Collection entries
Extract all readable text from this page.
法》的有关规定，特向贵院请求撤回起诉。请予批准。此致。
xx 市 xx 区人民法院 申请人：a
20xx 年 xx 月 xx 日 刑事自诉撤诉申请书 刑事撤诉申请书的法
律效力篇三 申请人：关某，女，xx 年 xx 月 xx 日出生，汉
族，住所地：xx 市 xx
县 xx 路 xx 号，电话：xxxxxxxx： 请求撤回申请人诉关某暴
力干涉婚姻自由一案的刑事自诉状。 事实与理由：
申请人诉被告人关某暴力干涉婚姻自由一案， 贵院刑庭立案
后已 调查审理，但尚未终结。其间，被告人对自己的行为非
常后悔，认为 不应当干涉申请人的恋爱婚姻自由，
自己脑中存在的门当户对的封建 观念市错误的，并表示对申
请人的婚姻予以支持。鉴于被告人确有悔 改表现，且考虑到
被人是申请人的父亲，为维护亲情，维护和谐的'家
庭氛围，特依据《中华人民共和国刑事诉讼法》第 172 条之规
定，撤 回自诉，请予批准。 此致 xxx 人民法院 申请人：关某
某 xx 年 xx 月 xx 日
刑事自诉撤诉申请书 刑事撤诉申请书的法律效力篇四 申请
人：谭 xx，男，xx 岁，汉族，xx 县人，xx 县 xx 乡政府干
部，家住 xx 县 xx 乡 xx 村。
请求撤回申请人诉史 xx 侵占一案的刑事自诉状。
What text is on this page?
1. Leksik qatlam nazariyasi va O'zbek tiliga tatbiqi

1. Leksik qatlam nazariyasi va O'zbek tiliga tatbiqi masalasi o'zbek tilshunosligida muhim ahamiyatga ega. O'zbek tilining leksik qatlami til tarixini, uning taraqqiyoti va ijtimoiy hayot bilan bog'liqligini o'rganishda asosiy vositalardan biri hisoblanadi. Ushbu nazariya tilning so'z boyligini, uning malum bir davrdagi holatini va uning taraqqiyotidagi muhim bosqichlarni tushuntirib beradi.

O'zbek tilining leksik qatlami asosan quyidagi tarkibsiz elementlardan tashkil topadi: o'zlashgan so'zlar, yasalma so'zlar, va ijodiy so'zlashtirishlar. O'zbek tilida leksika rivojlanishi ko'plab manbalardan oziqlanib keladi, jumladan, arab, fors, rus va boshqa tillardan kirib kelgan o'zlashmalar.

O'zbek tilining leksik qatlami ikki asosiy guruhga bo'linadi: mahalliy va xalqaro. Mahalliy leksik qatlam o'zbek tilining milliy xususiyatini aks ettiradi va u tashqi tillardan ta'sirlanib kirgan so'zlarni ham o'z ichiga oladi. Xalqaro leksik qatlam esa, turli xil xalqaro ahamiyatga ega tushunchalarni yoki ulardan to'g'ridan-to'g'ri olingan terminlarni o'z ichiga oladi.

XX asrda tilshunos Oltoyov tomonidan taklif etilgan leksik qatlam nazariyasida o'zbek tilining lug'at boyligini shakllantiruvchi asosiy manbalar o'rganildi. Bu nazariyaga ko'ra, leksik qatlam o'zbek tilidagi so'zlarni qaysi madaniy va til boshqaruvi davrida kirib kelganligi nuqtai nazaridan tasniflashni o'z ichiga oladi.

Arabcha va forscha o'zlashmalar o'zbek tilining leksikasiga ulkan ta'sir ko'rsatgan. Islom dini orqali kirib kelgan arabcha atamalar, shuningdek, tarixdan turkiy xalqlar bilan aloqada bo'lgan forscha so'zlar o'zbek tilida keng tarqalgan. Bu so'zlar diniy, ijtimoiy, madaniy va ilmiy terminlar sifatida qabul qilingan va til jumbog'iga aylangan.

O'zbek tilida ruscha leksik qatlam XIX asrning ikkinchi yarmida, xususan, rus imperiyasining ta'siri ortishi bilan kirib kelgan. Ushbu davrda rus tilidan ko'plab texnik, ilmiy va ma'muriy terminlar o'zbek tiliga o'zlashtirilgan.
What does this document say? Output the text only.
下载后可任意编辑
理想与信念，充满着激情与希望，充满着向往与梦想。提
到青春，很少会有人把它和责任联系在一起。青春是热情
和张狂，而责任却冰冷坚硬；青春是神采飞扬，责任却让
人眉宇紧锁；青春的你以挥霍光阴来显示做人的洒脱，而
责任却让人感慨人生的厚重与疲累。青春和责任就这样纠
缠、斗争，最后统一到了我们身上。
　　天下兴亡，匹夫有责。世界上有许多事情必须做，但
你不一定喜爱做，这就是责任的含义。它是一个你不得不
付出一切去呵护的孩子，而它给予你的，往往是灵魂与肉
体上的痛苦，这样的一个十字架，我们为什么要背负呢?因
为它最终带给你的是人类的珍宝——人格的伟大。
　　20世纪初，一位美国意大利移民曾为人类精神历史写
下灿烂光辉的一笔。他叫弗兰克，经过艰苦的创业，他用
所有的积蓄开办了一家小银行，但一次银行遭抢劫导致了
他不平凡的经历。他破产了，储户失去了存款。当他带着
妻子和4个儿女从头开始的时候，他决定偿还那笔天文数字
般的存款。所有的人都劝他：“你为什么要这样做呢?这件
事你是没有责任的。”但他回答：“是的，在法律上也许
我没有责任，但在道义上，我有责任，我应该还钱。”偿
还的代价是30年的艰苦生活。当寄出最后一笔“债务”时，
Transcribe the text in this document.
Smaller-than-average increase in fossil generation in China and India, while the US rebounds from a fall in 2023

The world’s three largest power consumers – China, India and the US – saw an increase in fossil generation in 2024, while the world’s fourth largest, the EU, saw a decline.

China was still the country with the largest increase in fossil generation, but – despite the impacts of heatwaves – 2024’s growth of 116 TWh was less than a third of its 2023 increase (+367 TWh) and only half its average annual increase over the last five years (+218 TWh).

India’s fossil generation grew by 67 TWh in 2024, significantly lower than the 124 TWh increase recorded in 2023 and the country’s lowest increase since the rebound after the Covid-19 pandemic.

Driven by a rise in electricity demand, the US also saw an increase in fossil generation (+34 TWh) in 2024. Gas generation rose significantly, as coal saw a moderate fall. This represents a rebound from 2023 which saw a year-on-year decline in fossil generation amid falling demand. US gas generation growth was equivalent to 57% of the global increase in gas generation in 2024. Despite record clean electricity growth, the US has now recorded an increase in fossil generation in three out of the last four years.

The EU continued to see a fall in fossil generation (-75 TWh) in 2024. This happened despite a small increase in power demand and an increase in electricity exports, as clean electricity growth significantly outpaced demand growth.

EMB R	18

• [Stated problem] Return all the data above once more, precisely as given.

• [Written solution]
Extract all readable text from this page.
法》的有关规定，特向贵院请求撤回起诉。请予批准。此致。
xx 市 xx 区人民法院 申请人：a
20xx 年 xx 月 xx 日 刑事自诉撤诉申请书 刑事撤诉申请书的法
律效力篇三 申请人：关某，女，xx 年 xx 月 xx 日出生，汉
族，住所地：xx 市 xx
县 xx 路 xx 号，电话：xxxxxxxx： 请求撤回申请人诉关某暴
力干涉婚姻自由一案的刑事自诉状。 事实与理由：
申请人诉被告人关某暴力干涉婚姻自由一案， 贵院刑庭立案
后已 调查审理，但尚未终结。其间，被告人对自己的行为非
常后悔，认为 不应当干涉申请人的恋爱婚姻自由，
自己脑中存在的门当户对的封建 观念市错误的，并表示对申
请人的婚姻予以支持。鉴于被告人确有悔 改表现，且考虑到
被人是申请人的父亲，为维护亲情，维护和谐的'家
庭氛围，特依据《中华人民共和国刑事诉讼法》第 172 条之规
定，撤 回自诉，请予批准。 此致 xxx 人民法院 申请人：关某
某 xx 年 xx 月 xx 日
刑事自诉撤诉申请书 刑事撤诉申请书的法律效力篇四 申请
人：谭 xx，男，xx 岁，汉族，xx 县人，xx 县 xx 乡政府干
部，家住 xx 县 xx 乡 xx 村。
请求撤回申请人诉史 xx 侵占一案的刑事自诉状。
What text is on this page?
1. Leksik qatlam nazariyasi va O'zbek tiliga tatbiqi

1. Leksik qatlam nazariyasi va O'zbek tiliga tatbiqi masalasi o'zbek tilshunosligida muhim ahamiyatga ega. O'zbek tilining leksik qatlami til tarixini, uning taraqqiyoti va ijtimoiy hayot bilan bog'liqligini o'rganishda asosiy vositalardan biri hisoblanadi. Ushbu nazariya tilning so'z boyligini, uning malum bir davrdagi holatini va uning taraqqiyotidagi muhim bosqichlarni tushuntirib beradi.

O'zbek tilining leksik qatlami asosan quyidagi tarkibsiz elementlardan tashkil topadi: o'zlashgan so'zlar, yasalma so'zlar, va ijodiy so'zlashtirishlar. O'zbek tilida leksika rivojlanishi ko'plab manbalardan oziqlanib keladi, jumladan, arab, fors, rus va boshqa tillardan kirib kelgan o'zlashmalar.

O'zbek tilining leksik qatlami ikki asosiy guruhga bo'linadi: mahalliy va xalqaro. Mahalliy leksik qatlam o'zbek tilining milliy xususiyatini aks ettiradi va u tashqi tillardan ta'sirlanib kirgan so'zlarni ham o'z ichiga oladi. Xalqaro leksik qatlam esa, turli xil xalqaro ahamiyatga ega tushunchalarni yoki ulardan to'g'ridan-to'g'ri olingan terminlarni o'z ichiga oladi.

XX asrda tilshunos Oltoyov tomonidan taklif etilgan leksik qatlam nazariyasida o'zbek tilining lug'at boyligini shakllantiruvchi asosiy manbalar o'rganildi. Bu nazariyaga ko'ra, leksik qatlam o'zbek tilidagi so'zlarni qaysi madaniy va til boshqaruvi davrida kirib kelganligi nuqtai nazaridan tasniflashni o'z ichiga oladi.

Arabcha va forscha o'zlashmalar o'zbek tilining leksikasiga ulkan ta'sir ko'rsatgan. Islom dini orqali kirib kelgan arabcha atamalar, shuningdek, tarixdan turkiy xalqlar bilan aloqada bo'lgan forscha so'zlar o'zbek tilida keng tarqalgan. Bu so'zlar diniy, ijtimoiy, madaniy va ilmiy terminlar sifatida qabul qilingan va til jumbog'iga aylangan.

O'zbek tilida ruscha leksik qatlam XIX asrning ikkinchi yarmida, xususan, rus imperiyasining ta'siri ortishi bilan kirib kelgan. Ushbu davrda rus tilidan ko'plab texnik, ilmiy va ma'muriy terminlar o'zbek tiliga o'zlashtirilgan.
What does this document say? Output the text only.
下载后可任意编辑
理想与信念，充满着激情与希望，充满着向往与梦想。提
到青春，很少会有人把它和责任联系在一起。青春是热情
和张狂，而责任却冰冷坚硬；青春是神采飞扬，责任却让
人眉宇紧锁；青春的你以挥霍光阴来显示做人的洒脱，而
责任却让人感慨人生的厚重与疲累。青春和责任就这样纠
缠、斗争，最后统一到了我们身上。
　　天下兴亡，匹夫有责。世界上有许多事情必须做，但
你不一定喜爱做，这就是责任的含义。它是一个你不得不
付出一切去呵护的孩子，而它给予你的，往往是灵魂与肉
体上的痛苦，这样的一个十字架，我们为什么要背负呢?因
为它最终带给你的是人类的珍宝——人格的伟大。
　　20世纪初，一位美国意大利移民曾为人类精神历史写
下灿烂光辉的一笔。他叫弗兰克，经过艰苦的创业，他用
所有的积蓄开办了一家小银行，但一次银行遭抢劫导致了
他不平凡的经历。他破产了，储户失去了存款。当他带着
妻子和4个儿女从头开始的时候，他决定偿还那笔天文数字
般的存款。所有的人都劝他：“你为什么要这样做呢?这件
事你是没有责任的。”但他回答：“是的，在法律上也许
我没有责任，但在道义上，我有责任，我应该还钱。”偿
还的代价是30年的艰苦生活。当寄出最后一笔“债务”时，
Transcribe the text in this document.
Smaller-than-average increase in fossil generation in China and India, while the US rebounds from a fall in 2023

The world’s three largest power consumers – China, India and the US – saw an increase in fossil generation in 2024, while the world’s fourth largest, the EU, saw a decline.

China was still the country with the largest increase in fossil generation, but – despite the impacts of heatwaves – 2024’s growth of 116 TWh was less than a third of its 2023 increase (+367 TWh) and only half its average annual increase over the last five years (+218 TWh).

India’s fossil generation grew by 67 TWh in 2024, significantly lower than the 124 TWh increase recorded in 2023 and the country’s lowest increase since the rebound after the Covid-19 pandemic.

Driven by a rise in electricity demand, the US also saw an increase in fossil generation (+34 TWh) in 2024. Gas generation rose significantly, as coal saw a moderate fall. This represents a rebound from 2023 which saw a year-on-year decline in fossil generation amid falling demand. US gas generation growth was equivalent to 57% of the global increase in gas generation in 2024. Despite record clean electricity growth, the US has now recorded an increase in fossil generation in three out of the last four years.

The EU continued to see a fall in fossil generation (-75 TWh) in 2024. This happened despite a small increase in power demand and an increase in electricity exports, as clean electricity growth significantly outpaced demand growth.

EMB R	18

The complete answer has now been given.